Work to do>
Could you print all the entries exactly?

Data provided>
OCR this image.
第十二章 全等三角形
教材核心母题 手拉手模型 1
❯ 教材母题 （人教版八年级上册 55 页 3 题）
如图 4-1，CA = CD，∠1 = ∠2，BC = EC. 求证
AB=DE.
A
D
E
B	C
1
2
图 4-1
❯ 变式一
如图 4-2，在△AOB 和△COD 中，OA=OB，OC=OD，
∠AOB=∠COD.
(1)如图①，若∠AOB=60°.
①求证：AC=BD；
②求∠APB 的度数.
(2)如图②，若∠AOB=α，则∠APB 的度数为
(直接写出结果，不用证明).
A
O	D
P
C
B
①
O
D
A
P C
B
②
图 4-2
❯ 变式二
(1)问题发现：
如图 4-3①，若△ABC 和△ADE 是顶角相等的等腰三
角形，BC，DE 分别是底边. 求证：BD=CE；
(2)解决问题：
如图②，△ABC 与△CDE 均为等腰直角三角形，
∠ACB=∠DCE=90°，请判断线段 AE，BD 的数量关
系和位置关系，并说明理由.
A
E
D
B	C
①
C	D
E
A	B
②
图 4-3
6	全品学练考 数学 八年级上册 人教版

Final answer>
OCR this image.
第十二章 全等三角形
教材核心母题 手拉手模型 1
❯ 教材母题 （人教版八年级上册 55 页 3 题）
如图 4-1，CA = CD，∠1 = ∠2，BC = EC. 求证
AB=DE.
A
D
E
B	C
1
2
图 4-1
❯ 变式一
如图 4-2，在△AOB 和△COD 中，OA=OB，OC=OD，
∠AOB=∠COD.
(1)如图①，若∠AOB=60°.
①求证：AC=BD；
②求∠APB 的度数.
(2)如图②，若∠AOB=α，则∠APB 的度数为
(直接写出结果，不用证明).
A
O	D
P
C
B
①
O
D
A
P C
B
②
图 4-2
❯ 变式二
(1)问题发现：
如图 4-3①，若△ABC 和△ADE 是顶角相等的等腰三
角形，BC，DE 分别是底边. 求证：BD=CE；
(2)解决问题：
如图②，△ABC 与△CDE 均为等腰直角三角形，
∠ACB=∠DCE=90°，请判断线段 AE，BD 的数量关
系和位置关系，并说明理由.
A
E
D
B	C
①
C	D
E
A	B
②
图 4-3
6	全品学练考 数学 八年级上册 人教版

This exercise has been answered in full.